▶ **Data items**
_ _ _ _ _

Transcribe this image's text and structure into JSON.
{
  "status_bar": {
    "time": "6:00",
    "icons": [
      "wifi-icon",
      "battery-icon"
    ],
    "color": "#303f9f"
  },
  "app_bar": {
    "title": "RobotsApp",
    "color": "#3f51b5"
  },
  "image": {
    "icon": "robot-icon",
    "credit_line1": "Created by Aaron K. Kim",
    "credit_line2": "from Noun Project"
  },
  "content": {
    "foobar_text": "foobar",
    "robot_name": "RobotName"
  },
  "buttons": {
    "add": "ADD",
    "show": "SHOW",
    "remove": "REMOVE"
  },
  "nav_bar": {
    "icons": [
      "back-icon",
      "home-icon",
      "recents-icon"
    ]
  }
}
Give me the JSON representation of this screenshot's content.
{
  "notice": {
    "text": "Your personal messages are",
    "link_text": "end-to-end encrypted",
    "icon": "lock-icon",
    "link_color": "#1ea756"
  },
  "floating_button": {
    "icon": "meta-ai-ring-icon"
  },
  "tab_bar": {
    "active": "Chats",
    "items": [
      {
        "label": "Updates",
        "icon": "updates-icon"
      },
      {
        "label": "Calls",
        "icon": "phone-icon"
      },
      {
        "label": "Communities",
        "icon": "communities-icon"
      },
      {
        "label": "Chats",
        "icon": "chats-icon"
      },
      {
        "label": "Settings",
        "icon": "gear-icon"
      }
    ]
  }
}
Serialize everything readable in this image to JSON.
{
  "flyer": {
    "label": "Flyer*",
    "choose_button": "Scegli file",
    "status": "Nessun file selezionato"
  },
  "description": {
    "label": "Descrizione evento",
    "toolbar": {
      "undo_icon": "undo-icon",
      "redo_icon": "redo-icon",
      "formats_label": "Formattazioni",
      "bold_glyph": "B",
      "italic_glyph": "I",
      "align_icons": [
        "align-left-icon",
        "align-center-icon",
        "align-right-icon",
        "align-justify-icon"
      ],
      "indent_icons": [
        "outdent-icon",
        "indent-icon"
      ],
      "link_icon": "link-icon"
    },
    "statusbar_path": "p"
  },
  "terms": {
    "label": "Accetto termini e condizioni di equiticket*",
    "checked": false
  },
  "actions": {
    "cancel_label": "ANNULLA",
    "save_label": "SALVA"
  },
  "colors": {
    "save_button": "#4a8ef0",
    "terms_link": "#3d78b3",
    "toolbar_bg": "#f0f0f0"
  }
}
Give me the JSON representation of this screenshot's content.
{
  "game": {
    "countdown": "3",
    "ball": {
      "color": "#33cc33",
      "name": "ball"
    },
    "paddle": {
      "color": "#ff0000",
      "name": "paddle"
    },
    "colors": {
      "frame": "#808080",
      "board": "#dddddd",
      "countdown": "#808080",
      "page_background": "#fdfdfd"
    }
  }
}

_ _ _ _ _

▶ **Short problem**
Print out the whole listing exactly as it appears.

▶ **In response**
Transcribe this image's text and structure into JSON.
{
  "status_bar": {
    "time": "6:00",
    "icons": [
      "wifi-icon",
      "battery-icon"
    ],
    "color": "#303f9f"
  },
  "app_bar": {
    "title": "RobotsApp",
    "color": "#3f51b5"
  },
  "image": {
    "icon": "robot-icon",
    "credit_line1": "Created by Aaron K. Kim",
    "credit_line2": "from Noun Project"
  },
  "content": {
    "foobar_text": "foobar",
    "robot_name": "RobotName"
  },
  "buttons": {
    "add": "ADD",
    "show": "SHOW",
    "remove": "REMOVE"
  },
  "nav_bar": {
    "icons": [
      "back-icon",
      "home-icon",
      "recents-icon"
    ]
  }
}
Give me the JSON representation of this screenshot's content.
{
  "notice": {
    "text": "Your personal messages are",
    "link_text": "end-to-end encrypted",
    "icon": "lock-icon",
    "link_color": "#1ea756"
  },
  "floating_button": {
    "icon": "meta-ai-ring-icon"
  },
  "tab_bar": {
    "active": "Chats",
    "items": [
      {
        "label": "Updates",
        "icon": "updates-icon"
      },
      {
        "label": "Calls",
        "icon": "phone-icon"
      },
      {
        "label": "Communities",
        "icon": "communities-icon"
      },
      {
        "label": "Chats",
        "icon": "chats-icon"
      },
      {
        "label": "Settings",
        "icon": "gear-icon"
      }
    ]
  }
}
Serialize everything readable in this image to JSON.
{
  "flyer": {
    "label": "Flyer*",
    "choose_button": "Scegli file",
    "status": "Nessun file selezionato"
  },
  "description": {
    "label": "Descrizione evento",
    "toolbar": {
      "undo_icon": "undo-icon",
      "redo_icon": "redo-icon",
      "formats_label": "Formattazioni",
      "bold_glyph": "B",
      "italic_glyph": "I",
      "align_icons": [
        "align-left-icon",
        "align-center-icon",
        "align-right-icon",
        "align-justify-icon"
      ],
      "indent_icons": [
        "outdent-icon",
        "indent-icon"
      ],
      "link_icon": "link-icon"
    },
    "statusbar_path": "p"
  },
  "terms": {
    "label": "Accetto termini e condizioni di equiticket*",
    "checked": false
  },
  "actions": {
    "cancel_label": "ANNULLA",
    "save_label": "SALVA"
  },
  "colors": {
    "save_button": "#4a8ef0",
    "terms_link": "#3d78b3",
    "toolbar_bg": "#f0f0f0"
  }
}
Give me the JSON representation of this screenshot's content.
{
  "game": {
    "countdown": "3",
    "ball": {
      "color": "#33cc33",
      "name": "ball"
    },
    "paddle": {
      "color": "#ff0000",
      "name": "paddle"
    },
    "colors": {
      "frame": "#808080",
      "board": "#dddddd",
      "countdown": "#808080",
      "page_background": "#fdfdfd"
    }
  }
}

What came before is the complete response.